Problem:
Your answer should be a single number: the count of lines that hold the word "relative".

Data shown:

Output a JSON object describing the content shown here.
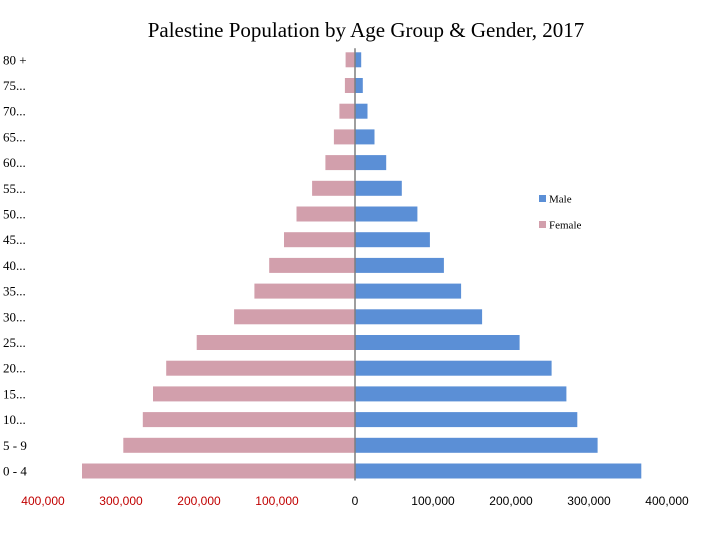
{
  "chart_data": {
    "type": "bar",
    "orientation": "horizontal",
    "title": "Palestine Population by Age Group & Gender, 2017",
    "categories": [
      "0 - 4",
      "5 - 9",
      "10...",
      "15...",
      "20...",
      "25...",
      "30...",
      "35...",
      "40...",
      "45...",
      "50...",
      "55...",
      "60...",
      "65...",
      "70...",
      "75...",
      "80 +"
    ],
    "series": [
      {
        "name": "Male",
        "color": "#5b8fd6",
        "values": [
          367000,
          311000,
          285000,
          271000,
          252000,
          211000,
          163000,
          136000,
          114000,
          96000,
          80000,
          60000,
          40000,
          25000,
          16000,
          10000,
          8000
        ]
      },
      {
        "name": "Female",
        "color": "#d29fac",
        "values": [
          -350000,
          -297000,
          -272000,
          -259000,
          -242000,
          -203000,
          -155000,
          -129000,
          -110000,
          -91000,
          -75000,
          -55000,
          -38000,
          -27000,
          -20000,
          -13000,
          -12000
        ]
      }
    ],
    "xlim": [
      -400000,
      400000
    ],
    "x_ticks": [
      {
        "value": -400000,
        "label": "400,000"
      },
      {
        "value": -300000,
        "label": "300,000"
      },
      {
        "value": -200000,
        "label": "200,000"
      },
      {
        "value": -100000,
        "label": "100,000"
      },
      {
        "value": 0,
        "label": "0"
      },
      {
        "value": 100000,
        "label": "100,000"
      },
      {
        "value": 200000,
        "label": "200,000"
      },
      {
        "value": 300000,
        "label": "300,000"
      },
      {
        "value": 400000,
        "label": "400,000"
      }
    ],
    "negative_tick_color": "#c00000",
    "positive_tick_color": "#000000",
    "legend": {
      "placement": "right",
      "entries": [
        "Male",
        "Female"
      ]
    },
    "xlabel": "",
    "ylabel": ""
  }
}
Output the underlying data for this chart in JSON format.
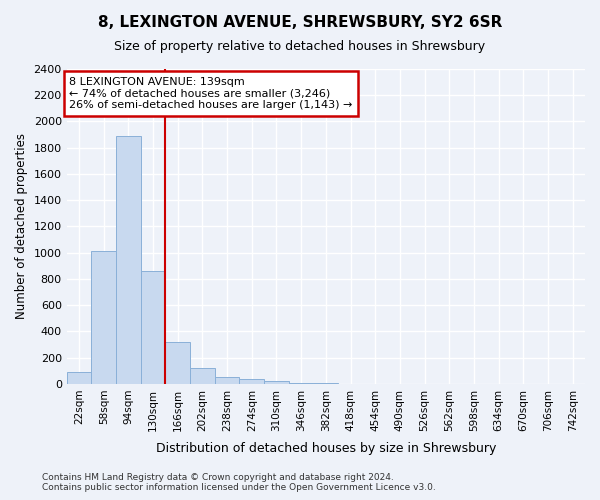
{
  "title": "8, LEXINGTON AVENUE, SHREWSBURY, SY2 6SR",
  "subtitle": "Size of property relative to detached houses in Shrewsbury",
  "xlabel": "Distribution of detached houses by size in Shrewsbury",
  "ylabel": "Number of detached properties",
  "bar_color": "#c8d9ef",
  "bar_edge_color": "#8ab0d8",
  "categories": [
    "22sqm",
    "58sqm",
    "94sqm",
    "130sqm",
    "166sqm",
    "202sqm",
    "238sqm",
    "274sqm",
    "310sqm",
    "346sqm",
    "382sqm",
    "418sqm",
    "454sqm",
    "490sqm",
    "526sqm",
    "562sqm",
    "598sqm",
    "634sqm",
    "670sqm",
    "706sqm",
    "742sqm"
  ],
  "values": [
    90,
    1010,
    1890,
    860,
    320,
    120,
    50,
    35,
    25,
    10,
    5,
    0,
    0,
    0,
    0,
    0,
    0,
    0,
    0,
    0,
    0
  ],
  "ylim": [
    0,
    2400
  ],
  "yticks": [
    0,
    200,
    400,
    600,
    800,
    1000,
    1200,
    1400,
    1600,
    1800,
    2000,
    2200,
    2400
  ],
  "property_label": "8 LEXINGTON AVENUE: 139sqm",
  "annotation_line1": "← 74% of detached houses are smaller (3,246)",
  "annotation_line2": "26% of semi-detached houses are larger (1,143) →",
  "annotation_box_color": "#ffffff",
  "annotation_box_edge_color": "#cc0000",
  "vline_index": 3.5,
  "footer_line1": "Contains HM Land Registry data © Crown copyright and database right 2024.",
  "footer_line2": "Contains public sector information licensed under the Open Government Licence v3.0.",
  "bg_color": "#eef2f9",
  "grid_color": "#ffffff"
}
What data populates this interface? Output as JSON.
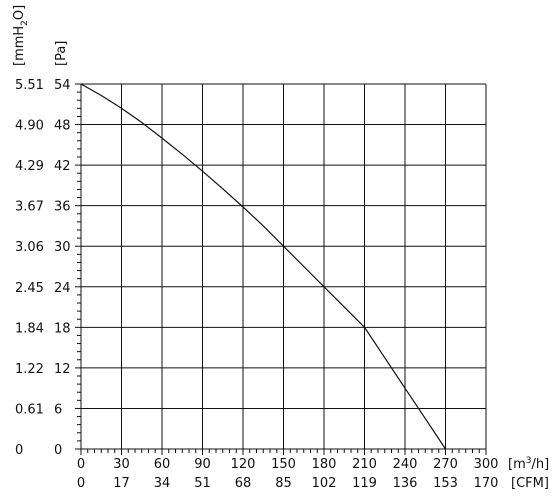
{
  "chart_data": {
    "type": "line",
    "title": "",
    "x_primary": {
      "unit_prefix": "[m",
      "unit_sup": "3",
      "unit_suffix": "/h]",
      "ticks": [
        "0",
        "30",
        "60",
        "90",
        "120",
        "150",
        "180",
        "210",
        "240",
        "270",
        "300"
      ],
      "range": [
        0,
        300
      ]
    },
    "x_secondary": {
      "unit": "[CFM]",
      "ticks": [
        "0",
        "17",
        "34",
        "51",
        "68",
        "85",
        "102",
        "119",
        "136",
        "153",
        "170"
      ]
    },
    "y_primary": {
      "unit": "[Pa]",
      "ticks": [
        "0",
        "6",
        "12",
        "18",
        "24",
        "30",
        "36",
        "42",
        "48",
        "54"
      ],
      "range": [
        0,
        54
      ]
    },
    "y_secondary": {
      "unit_prefix": "[mmH",
      "unit_sub": "2",
      "unit_suffix": "O]",
      "ticks": [
        "0",
        "0.61",
        "1.22",
        "1.84",
        "2.45",
        "3.06",
        "3.67",
        "4.29",
        "4.90",
        "5.51"
      ]
    },
    "grid": true,
    "series": [
      {
        "x": [
          0,
          15,
          30,
          45,
          60,
          75,
          90,
          105,
          120,
          135,
          150,
          165,
          180,
          195,
          210,
          225,
          240,
          255,
          270
        ],
        "y": [
          54,
          52.3,
          50.4,
          48.3,
          46.0,
          43.6,
          41.1,
          38.5,
          35.8,
          33.0,
          30.0,
          27.0,
          24.0,
          21.0,
          18.0,
          13.5,
          9.0,
          4.5,
          0
        ]
      }
    ]
  }
}
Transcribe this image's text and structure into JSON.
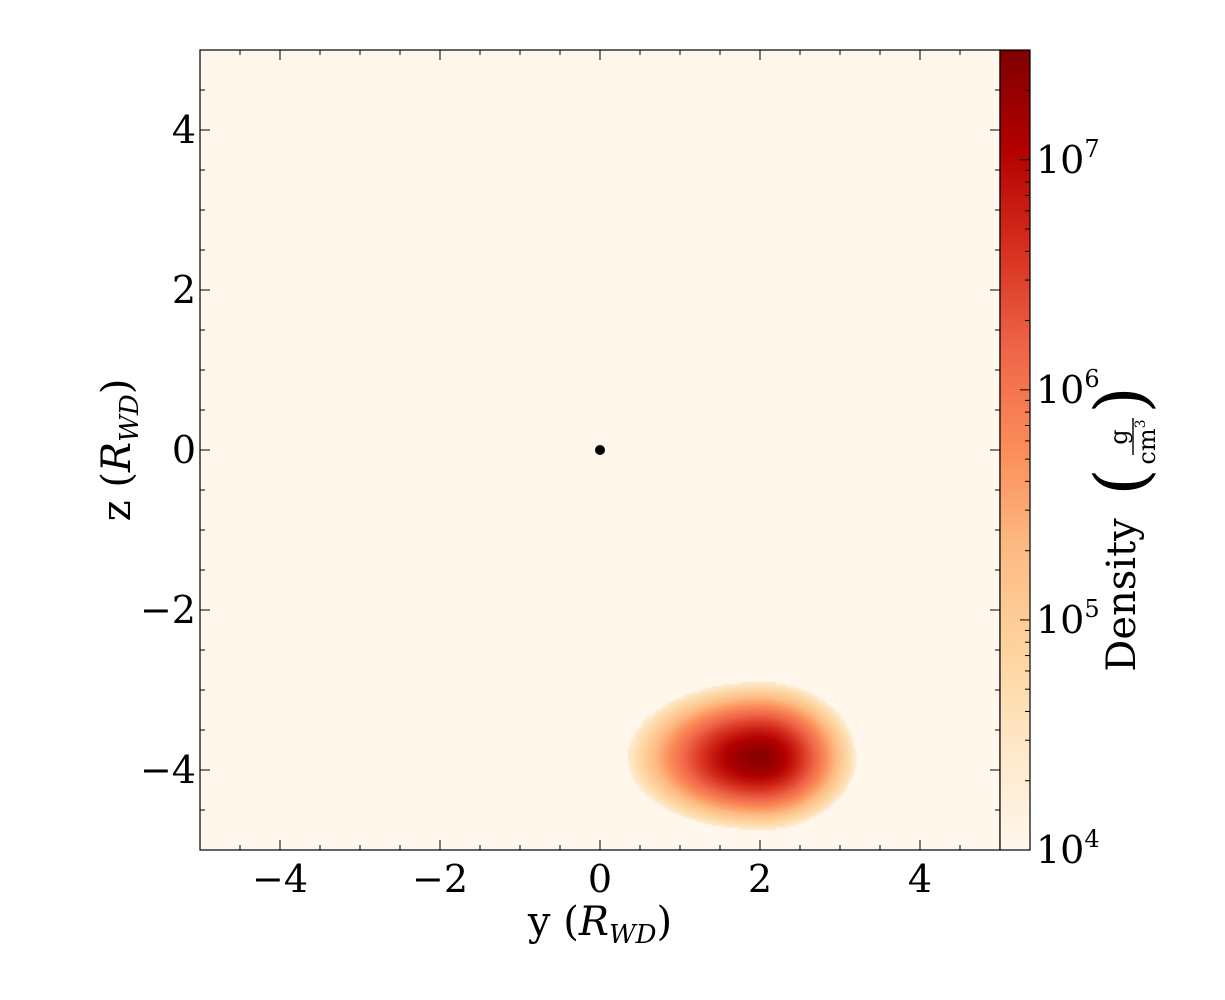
{
  "chart_data": {
    "type": "heatmap",
    "title": "",
    "xlabel": {
      "main": "y",
      "symbol": "R",
      "subscript": "WD"
    },
    "ylabel": {
      "main": "z",
      "symbol": "R",
      "subscript": "WD"
    },
    "xlim": [
      -5,
      5
    ],
    "ylim": [
      -5,
      5
    ],
    "xticks": [
      {
        "value": -4,
        "label": "−4"
      },
      {
        "value": -2,
        "label": "−2"
      },
      {
        "value": 0,
        "label": "0"
      },
      {
        "value": 2,
        "label": "2"
      },
      {
        "value": 4,
        "label": "4"
      }
    ],
    "yticks": [
      {
        "value": 4,
        "label": "4"
      },
      {
        "value": 2,
        "label": "2"
      },
      {
        "value": 0,
        "label": "0"
      },
      {
        "value": -2,
        "label": "−2"
      },
      {
        "value": -4,
        "label": "−4"
      }
    ],
    "grid": false,
    "colormap": "OrRd",
    "colormap_stops": [
      "#fff7ec",
      "#fee8c8",
      "#fdd49e",
      "#fdbb84",
      "#fc8d59",
      "#ef6548",
      "#d7301f",
      "#b30000",
      "#7f0000"
    ],
    "colorbar": {
      "label": "Density",
      "unit_numerator": "g",
      "unit_denominator": "cm",
      "unit_denominator_power": "3",
      "scale": "log",
      "range": [
        10000,
        30000000
      ],
      "ticks": [
        {
          "value": 10000,
          "base": "10",
          "exponent": "4"
        },
        {
          "value": 100000,
          "base": "10",
          "exponent": "5"
        },
        {
          "value": 1000000,
          "base": "10",
          "exponent": "6"
        },
        {
          "value": 10000000,
          "base": "10",
          "exponent": "7"
        }
      ]
    },
    "background_density": 10000,
    "blob": {
      "center_y": 2.0,
      "center_z": -3.85,
      "peak_density": 25000000,
      "extent_left": 0.35,
      "extent_right": 3.2,
      "extent_top": -2.9,
      "extent_bottom": -4.75
    },
    "marker": {
      "y": 0,
      "z": 0
    }
  }
}
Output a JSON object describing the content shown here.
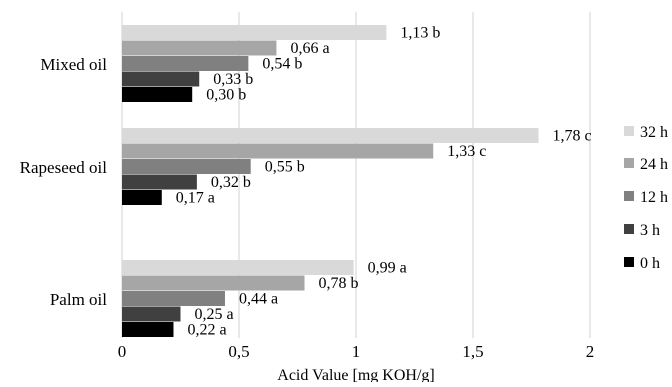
{
  "chart_data": {
    "type": "bar",
    "orientation": "horizontal",
    "xlabel": "Acid Value [mg KOH/g]",
    "ylabel": "",
    "title": "",
    "xlim": [
      0,
      2
    ],
    "x_ticks": [
      0,
      0.5,
      1,
      1.5,
      2
    ],
    "x_tick_labels": [
      "0",
      "0,5",
      "1",
      "1,5",
      "2"
    ],
    "grid": "vertical",
    "legend_position": "right",
    "categories": [
      "Mixed oil",
      "Rapeseed oil",
      "Palm oil"
    ],
    "series": [
      {
        "name": "32 h",
        "color": "#d9d9d9",
        "values": [
          1.13,
          1.78,
          0.99
        ],
        "labels": [
          "1,13 b",
          "1,78 c",
          "0,99 a"
        ]
      },
      {
        "name": "24 h",
        "color": "#a6a6a6",
        "values": [
          0.66,
          1.33,
          0.78
        ],
        "labels": [
          "0,66 a",
          "1,33 c",
          "0,78 b"
        ]
      },
      {
        "name": "12 h",
        "color": "#808080",
        "values": [
          0.54,
          0.55,
          0.44
        ],
        "labels": [
          "0,54 b",
          "0,55 b",
          "0,44 a"
        ]
      },
      {
        "name": "3 h",
        "color": "#404040",
        "values": [
          0.33,
          0.32,
          0.25
        ],
        "labels": [
          "0,33 b",
          "0,32 b",
          "0,25 a"
        ]
      },
      {
        "name": "0 h",
        "color": "#000000",
        "values": [
          0.3,
          0.17,
          0.22
        ],
        "labels": [
          "0,30 b",
          "0,17 a",
          "0,22 a"
        ]
      }
    ]
  }
}
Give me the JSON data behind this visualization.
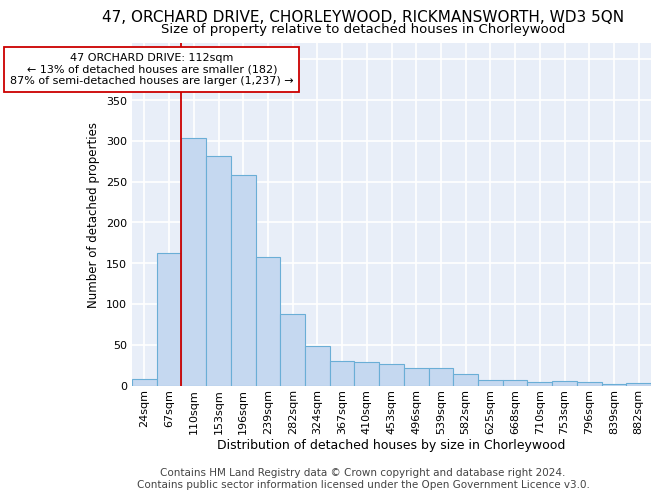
{
  "title": "47, ORCHARD DRIVE, CHORLEYWOOD, RICKMANSWORTH, WD3 5QN",
  "subtitle": "Size of property relative to detached houses in Chorleywood",
  "xlabel": "Distribution of detached houses by size in Chorleywood",
  "ylabel": "Number of detached properties",
  "categories": [
    "24sqm",
    "67sqm",
    "110sqm",
    "153sqm",
    "196sqm",
    "239sqm",
    "282sqm",
    "324sqm",
    "367sqm",
    "410sqm",
    "453sqm",
    "496sqm",
    "539sqm",
    "582sqm",
    "625sqm",
    "668sqm",
    "710sqm",
    "753sqm",
    "796sqm",
    "839sqm",
    "882sqm"
  ],
  "values": [
    8,
    163,
    303,
    281,
    258,
    157,
    88,
    49,
    30,
    29,
    26,
    22,
    22,
    14,
    7,
    7,
    4,
    5,
    4,
    2,
    3
  ],
  "bar_color": "#c5d8f0",
  "bar_edge_color": "#6aaed6",
  "vline_x": 1.5,
  "vline_color": "#cc0000",
  "annotation_text": "47 ORCHARD DRIVE: 112sqm\n← 13% of detached houses are smaller (182)\n87% of semi-detached houses are larger (1,237) →",
  "annotation_box_color": "white",
  "annotation_box_edge": "#cc0000",
  "ylim": [
    0,
    420
  ],
  "yticks": [
    0,
    50,
    100,
    150,
    200,
    250,
    300,
    350,
    400
  ],
  "footer_line1": "Contains HM Land Registry data © Crown copyright and database right 2024.",
  "footer_line2": "Contains public sector information licensed under the Open Government Licence v3.0.",
  "background_color": "#e8eef8",
  "grid_color": "#ffffff",
  "title_fontsize": 11,
  "subtitle_fontsize": 9.5,
  "xlabel_fontsize": 9,
  "ylabel_fontsize": 8.5,
  "tick_fontsize": 8,
  "footer_fontsize": 7.5,
  "annotation_fontsize": 8
}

Written reply:
2